━━━ Available data ━━━
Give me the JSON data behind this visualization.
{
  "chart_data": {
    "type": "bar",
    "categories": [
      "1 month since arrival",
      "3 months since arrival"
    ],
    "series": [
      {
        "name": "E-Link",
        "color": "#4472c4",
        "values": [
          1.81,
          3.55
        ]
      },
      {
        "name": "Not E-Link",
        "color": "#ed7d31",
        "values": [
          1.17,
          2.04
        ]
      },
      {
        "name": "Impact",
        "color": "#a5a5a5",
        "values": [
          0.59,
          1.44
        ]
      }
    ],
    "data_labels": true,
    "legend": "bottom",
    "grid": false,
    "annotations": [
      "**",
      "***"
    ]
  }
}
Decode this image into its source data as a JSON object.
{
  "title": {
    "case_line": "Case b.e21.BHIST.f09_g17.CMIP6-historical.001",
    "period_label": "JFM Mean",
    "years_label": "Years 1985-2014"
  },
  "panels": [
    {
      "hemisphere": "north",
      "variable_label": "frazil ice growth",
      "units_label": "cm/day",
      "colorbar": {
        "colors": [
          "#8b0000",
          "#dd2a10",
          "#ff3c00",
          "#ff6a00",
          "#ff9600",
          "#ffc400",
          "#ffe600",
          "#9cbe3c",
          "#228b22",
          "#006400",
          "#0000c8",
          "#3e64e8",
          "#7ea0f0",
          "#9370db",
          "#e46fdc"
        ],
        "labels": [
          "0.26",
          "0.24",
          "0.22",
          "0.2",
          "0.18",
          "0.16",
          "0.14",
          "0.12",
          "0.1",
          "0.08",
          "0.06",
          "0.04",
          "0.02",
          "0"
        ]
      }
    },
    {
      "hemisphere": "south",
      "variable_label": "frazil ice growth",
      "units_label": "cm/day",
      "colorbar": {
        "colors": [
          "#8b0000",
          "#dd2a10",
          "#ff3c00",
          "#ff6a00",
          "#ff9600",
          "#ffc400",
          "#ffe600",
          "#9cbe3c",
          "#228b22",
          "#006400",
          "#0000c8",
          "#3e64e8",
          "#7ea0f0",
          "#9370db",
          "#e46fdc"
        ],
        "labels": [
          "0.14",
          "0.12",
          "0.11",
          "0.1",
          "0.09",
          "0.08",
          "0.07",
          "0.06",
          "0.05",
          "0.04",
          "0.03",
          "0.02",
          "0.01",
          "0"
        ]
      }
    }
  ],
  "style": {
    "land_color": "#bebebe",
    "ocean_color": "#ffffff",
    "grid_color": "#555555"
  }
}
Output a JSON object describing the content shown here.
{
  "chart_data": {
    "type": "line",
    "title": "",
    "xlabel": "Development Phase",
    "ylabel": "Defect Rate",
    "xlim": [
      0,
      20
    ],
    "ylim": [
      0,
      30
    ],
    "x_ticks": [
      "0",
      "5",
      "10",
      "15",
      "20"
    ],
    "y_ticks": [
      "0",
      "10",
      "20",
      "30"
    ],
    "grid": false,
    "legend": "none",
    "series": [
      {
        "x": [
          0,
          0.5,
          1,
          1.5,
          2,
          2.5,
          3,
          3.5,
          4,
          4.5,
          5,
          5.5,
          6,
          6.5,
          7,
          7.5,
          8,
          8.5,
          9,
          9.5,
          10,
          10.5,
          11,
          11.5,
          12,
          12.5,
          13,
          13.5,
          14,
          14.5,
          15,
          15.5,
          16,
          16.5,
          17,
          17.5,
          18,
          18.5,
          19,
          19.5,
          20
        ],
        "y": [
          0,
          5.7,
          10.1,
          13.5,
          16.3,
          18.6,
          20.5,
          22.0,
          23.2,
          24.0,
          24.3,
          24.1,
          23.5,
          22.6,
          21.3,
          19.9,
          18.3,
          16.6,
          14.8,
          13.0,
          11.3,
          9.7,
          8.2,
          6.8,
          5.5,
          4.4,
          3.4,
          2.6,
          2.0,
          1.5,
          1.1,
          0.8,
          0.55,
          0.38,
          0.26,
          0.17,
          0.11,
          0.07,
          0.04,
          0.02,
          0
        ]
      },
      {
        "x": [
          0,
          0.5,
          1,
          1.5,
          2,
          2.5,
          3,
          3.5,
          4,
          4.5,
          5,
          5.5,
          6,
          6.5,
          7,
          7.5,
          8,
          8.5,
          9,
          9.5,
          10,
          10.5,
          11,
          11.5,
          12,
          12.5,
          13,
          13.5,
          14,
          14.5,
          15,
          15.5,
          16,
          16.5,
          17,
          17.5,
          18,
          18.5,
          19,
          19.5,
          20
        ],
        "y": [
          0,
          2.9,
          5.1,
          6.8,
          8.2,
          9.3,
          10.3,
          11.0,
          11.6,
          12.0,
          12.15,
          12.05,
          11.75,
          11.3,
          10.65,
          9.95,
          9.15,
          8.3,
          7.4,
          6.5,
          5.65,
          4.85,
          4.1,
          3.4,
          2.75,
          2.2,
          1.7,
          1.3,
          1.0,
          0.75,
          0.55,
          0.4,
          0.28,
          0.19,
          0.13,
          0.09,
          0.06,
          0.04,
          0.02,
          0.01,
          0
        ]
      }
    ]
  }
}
━━━
▶ **Given request**
Reproduce each line verbatim.

▶ **Exercise output**
Give me the JSON data behind this visualization.
{
  "chart_data": {
    "type": "bar",
    "categories": [
      "1 month since arrival",
      "3 months since arrival"
    ],
    "series": [
      {
        "name": "E-Link",
        "color": "#4472c4",
        "values": [
          1.81,
          3.55
        ]
      },
      {
        "name": "Not E-Link",
        "color": "#ed7d31",
        "values": [
          1.17,
          2.04
        ]
      },
      {
        "name": "Impact",
        "color": "#a5a5a5",
        "values": [
          0.59,
          1.44
        ]
      }
    ],
    "data_labels": true,
    "legend": "bottom",
    "grid": false,
    "annotations": [
      "**",
      "***"
    ]
  }
}
Decode this image into its source data as a JSON object.
{
  "title": {
    "case_line": "Case b.e21.BHIST.f09_g17.CMIP6-historical.001",
    "period_label": "JFM Mean",
    "years_label": "Years 1985-2014"
  },
  "panels": [
    {
      "hemisphere": "north",
      "variable_label": "frazil ice growth",
      "units_label": "cm/day",
      "colorbar": {
        "colors": [
          "#8b0000",
          "#dd2a10",
          "#ff3c00",
          "#ff6a00",
          "#ff9600",
          "#ffc400",
          "#ffe600",
          "#9cbe3c",
          "#228b22",
          "#006400",
          "#0000c8",
          "#3e64e8",
          "#7ea0f0",
          "#9370db",
          "#e46fdc"
        ],
        "labels": [
          "0.26",
          "0.24",
          "0.22",
          "0.2",
          "0.18",
          "0.16",
          "0.14",
          "0.12",
          "0.1",
          "0.08",
          "0.06",
          "0.04",
          "0.02",
          "0"
        ]
      }
    },
    {
      "hemisphere": "south",
      "variable_label": "frazil ice growth",
      "units_label": "cm/day",
      "colorbar": {
        "colors": [
          "#8b0000",
          "#dd2a10",
          "#ff3c00",
          "#ff6a00",
          "#ff9600",
          "#ffc400",
          "#ffe600",
          "#9cbe3c",
          "#228b22",
          "#006400",
          "#0000c8",
          "#3e64e8",
          "#7ea0f0",
          "#9370db",
          "#e46fdc"
        ],
        "labels": [
          "0.14",
          "0.12",
          "0.11",
          "0.1",
          "0.09",
          "0.08",
          "0.07",
          "0.06",
          "0.05",
          "0.04",
          "0.03",
          "0.02",
          "0.01",
          "0"
        ]
      }
    }
  ],
  "style": {
    "land_color": "#bebebe",
    "ocean_color": "#ffffff",
    "grid_color": "#555555"
  }
}
Output a JSON object describing the content shown here.
{
  "chart_data": {
    "type": "line",
    "title": "",
    "xlabel": "Development Phase",
    "ylabel": "Defect Rate",
    "xlim": [
      0,
      20
    ],
    "ylim": [
      0,
      30
    ],
    "x_ticks": [
      "0",
      "5",
      "10",
      "15",
      "20"
    ],
    "y_ticks": [
      "0",
      "10",
      "20",
      "30"
    ],
    "grid": false,
    "legend": "none",
    "series": [
      {
        "x": [
          0,
          0.5,
          1,
          1.5,
          2,
          2.5,
          3,
          3.5,
          4,
          4.5,
          5,
          5.5,
          6,
          6.5,
          7,
          7.5,
          8,
          8.5,
          9,
          9.5,
          10,
          10.5,
          11,
          11.5,
          12,
          12.5,
          13,
          13.5,
          14,
          14.5,
          15,
          15.5,
          16,
          16.5,
          17,
          17.5,
          18,
          18.5,
          19,
          19.5,
          20
        ],
        "y": [
          0,
          5.7,
          10.1,
          13.5,
          16.3,
          18.6,
          20.5,
          22.0,
          23.2,
          24.0,
          24.3,
          24.1,
          23.5,
          22.6,
          21.3,
          19.9,
          18.3,
          16.6,
          14.8,
          13.0,
          11.3,
          9.7,
          8.2,
          6.8,
          5.5,
          4.4,
          3.4,
          2.6,
          2.0,
          1.5,
          1.1,
          0.8,
          0.55,
          0.38,
          0.26,
          0.17,
          0.11,
          0.07,
          0.04,
          0.02,
          0
        ]
      },
      {
        "x": [
          0,
          0.5,
          1,
          1.5,
          2,
          2.5,
          3,
          3.5,
          4,
          4.5,
          5,
          5.5,
          6,
          6.5,
          7,
          7.5,
          8,
          8.5,
          9,
          9.5,
          10,
          10.5,
          11,
          11.5,
          12,
          12.5,
          13,
          13.5,
          14,
          14.5,
          15,
          15.5,
          16,
          16.5,
          17,
          17.5,
          18,
          18.5,
          19,
          19.5,
          20
        ],
        "y": [
          0,
          2.9,
          5.1,
          6.8,
          8.2,
          9.3,
          10.3,
          11.0,
          11.6,
          12.0,
          12.15,
          12.05,
          11.75,
          11.3,
          10.65,
          9.95,
          9.15,
          8.3,
          7.4,
          6.5,
          5.65,
          4.85,
          4.1,
          3.4,
          2.75,
          2.2,
          1.7,
          1.3,
          1.0,
          0.75,
          0.55,
          0.4,
          0.28,
          0.19,
          0.13,
          0.09,
          0.06,
          0.04,
          0.02,
          0.01,
          0
        ]
      }
    ]
  }
}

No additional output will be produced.